TASK DIRECTIONS: Make a tally of the lines in the records that include the string "hohe", and give only that number.
'''
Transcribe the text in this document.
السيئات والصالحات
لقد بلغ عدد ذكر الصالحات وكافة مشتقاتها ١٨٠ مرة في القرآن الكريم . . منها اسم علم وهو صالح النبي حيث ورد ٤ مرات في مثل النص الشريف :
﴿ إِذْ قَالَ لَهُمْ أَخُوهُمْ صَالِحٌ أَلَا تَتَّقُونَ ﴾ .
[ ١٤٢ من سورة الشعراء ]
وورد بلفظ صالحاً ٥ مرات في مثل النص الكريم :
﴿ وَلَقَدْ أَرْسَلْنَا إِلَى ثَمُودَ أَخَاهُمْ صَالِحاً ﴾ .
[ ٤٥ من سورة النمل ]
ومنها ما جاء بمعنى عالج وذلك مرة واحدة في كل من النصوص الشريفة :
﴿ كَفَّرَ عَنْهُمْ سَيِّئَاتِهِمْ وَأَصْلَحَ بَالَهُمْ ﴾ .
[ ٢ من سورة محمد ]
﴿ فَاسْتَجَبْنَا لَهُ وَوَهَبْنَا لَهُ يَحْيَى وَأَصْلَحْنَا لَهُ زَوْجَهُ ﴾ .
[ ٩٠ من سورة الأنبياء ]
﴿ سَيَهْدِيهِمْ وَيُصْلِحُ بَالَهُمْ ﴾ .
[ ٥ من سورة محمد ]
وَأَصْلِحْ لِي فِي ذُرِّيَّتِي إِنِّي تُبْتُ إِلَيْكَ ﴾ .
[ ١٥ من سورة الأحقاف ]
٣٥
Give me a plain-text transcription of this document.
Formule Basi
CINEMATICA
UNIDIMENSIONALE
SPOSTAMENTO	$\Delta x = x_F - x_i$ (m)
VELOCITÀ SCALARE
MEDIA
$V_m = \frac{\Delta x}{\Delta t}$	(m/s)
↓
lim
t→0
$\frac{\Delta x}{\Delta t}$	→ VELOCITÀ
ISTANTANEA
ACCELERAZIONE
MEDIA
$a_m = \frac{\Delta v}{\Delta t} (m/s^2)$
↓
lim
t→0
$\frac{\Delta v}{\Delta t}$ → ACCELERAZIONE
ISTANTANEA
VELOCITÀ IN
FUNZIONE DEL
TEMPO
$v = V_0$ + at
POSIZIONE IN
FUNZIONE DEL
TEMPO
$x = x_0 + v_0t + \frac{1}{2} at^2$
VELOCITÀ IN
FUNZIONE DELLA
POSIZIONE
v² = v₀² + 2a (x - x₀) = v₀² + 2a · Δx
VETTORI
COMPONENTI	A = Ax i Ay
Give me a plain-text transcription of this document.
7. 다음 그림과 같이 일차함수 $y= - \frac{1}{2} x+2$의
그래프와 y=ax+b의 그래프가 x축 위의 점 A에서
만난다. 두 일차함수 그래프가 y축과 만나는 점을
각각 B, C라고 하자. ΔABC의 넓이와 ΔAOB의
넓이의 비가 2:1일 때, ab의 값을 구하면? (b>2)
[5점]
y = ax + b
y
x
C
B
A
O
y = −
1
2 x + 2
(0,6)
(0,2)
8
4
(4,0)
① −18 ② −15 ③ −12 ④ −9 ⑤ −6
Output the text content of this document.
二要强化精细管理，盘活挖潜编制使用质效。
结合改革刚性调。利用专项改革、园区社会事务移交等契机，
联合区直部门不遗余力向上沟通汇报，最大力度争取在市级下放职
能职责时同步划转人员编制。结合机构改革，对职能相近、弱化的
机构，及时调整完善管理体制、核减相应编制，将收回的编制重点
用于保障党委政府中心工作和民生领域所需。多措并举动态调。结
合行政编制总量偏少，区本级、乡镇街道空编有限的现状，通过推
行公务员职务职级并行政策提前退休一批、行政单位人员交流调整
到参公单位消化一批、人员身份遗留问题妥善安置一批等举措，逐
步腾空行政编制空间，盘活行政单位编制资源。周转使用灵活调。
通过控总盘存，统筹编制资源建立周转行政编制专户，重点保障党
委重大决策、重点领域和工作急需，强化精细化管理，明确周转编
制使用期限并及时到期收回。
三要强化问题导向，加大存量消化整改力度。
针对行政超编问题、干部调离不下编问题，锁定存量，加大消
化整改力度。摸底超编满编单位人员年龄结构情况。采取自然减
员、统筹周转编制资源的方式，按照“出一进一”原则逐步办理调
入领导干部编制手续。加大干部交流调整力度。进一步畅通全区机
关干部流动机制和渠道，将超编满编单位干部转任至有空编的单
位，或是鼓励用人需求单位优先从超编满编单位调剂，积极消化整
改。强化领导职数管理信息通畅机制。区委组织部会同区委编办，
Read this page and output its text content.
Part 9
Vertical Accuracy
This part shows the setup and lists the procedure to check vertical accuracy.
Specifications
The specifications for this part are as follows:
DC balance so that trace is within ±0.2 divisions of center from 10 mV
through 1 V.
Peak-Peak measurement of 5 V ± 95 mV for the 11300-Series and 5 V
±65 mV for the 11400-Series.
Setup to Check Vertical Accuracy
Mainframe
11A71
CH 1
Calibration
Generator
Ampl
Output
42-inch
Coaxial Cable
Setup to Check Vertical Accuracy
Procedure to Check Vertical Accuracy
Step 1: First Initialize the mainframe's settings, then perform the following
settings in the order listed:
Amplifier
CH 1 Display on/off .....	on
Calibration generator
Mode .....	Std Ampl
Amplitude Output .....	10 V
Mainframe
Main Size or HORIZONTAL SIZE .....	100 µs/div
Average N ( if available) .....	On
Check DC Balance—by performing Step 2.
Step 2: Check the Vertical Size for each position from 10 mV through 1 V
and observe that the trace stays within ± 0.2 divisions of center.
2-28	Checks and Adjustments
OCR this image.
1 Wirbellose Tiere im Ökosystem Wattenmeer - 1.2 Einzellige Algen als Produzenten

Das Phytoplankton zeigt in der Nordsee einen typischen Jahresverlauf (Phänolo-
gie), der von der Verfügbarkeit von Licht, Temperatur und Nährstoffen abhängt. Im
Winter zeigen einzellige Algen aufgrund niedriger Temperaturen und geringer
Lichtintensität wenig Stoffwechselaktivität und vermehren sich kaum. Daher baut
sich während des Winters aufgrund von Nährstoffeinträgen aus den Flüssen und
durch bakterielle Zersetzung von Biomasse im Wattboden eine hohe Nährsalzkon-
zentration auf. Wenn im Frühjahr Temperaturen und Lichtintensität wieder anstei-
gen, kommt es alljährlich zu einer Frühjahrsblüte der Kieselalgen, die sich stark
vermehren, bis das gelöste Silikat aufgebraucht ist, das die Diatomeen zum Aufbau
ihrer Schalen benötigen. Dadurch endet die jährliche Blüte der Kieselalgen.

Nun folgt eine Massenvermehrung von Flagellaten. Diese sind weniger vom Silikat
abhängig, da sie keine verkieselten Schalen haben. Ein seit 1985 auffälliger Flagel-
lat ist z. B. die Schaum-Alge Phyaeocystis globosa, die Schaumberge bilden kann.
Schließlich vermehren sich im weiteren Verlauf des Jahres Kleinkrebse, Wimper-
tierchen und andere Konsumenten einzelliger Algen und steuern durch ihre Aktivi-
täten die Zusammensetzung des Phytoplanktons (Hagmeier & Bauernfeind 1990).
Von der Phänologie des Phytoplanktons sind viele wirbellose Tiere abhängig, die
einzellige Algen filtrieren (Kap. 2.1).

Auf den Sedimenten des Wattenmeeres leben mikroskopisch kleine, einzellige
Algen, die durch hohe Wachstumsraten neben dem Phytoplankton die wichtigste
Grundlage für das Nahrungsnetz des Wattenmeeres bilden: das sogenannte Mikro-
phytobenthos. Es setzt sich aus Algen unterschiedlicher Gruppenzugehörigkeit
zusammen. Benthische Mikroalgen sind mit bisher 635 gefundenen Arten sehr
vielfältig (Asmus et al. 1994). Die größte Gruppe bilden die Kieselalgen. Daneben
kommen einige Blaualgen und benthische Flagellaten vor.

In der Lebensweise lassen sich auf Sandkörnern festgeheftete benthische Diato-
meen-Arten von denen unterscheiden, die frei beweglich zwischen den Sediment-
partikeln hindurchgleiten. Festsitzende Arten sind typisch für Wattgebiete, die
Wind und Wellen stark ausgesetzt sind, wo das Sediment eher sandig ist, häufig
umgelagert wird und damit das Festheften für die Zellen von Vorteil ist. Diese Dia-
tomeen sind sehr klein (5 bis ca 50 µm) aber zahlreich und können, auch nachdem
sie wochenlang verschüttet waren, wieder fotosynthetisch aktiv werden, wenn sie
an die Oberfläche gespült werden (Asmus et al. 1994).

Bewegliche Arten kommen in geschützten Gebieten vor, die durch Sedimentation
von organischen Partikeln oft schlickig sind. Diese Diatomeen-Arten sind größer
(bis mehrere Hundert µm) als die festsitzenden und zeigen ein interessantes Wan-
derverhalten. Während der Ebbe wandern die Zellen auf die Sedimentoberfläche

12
'''
THE RESULT: 2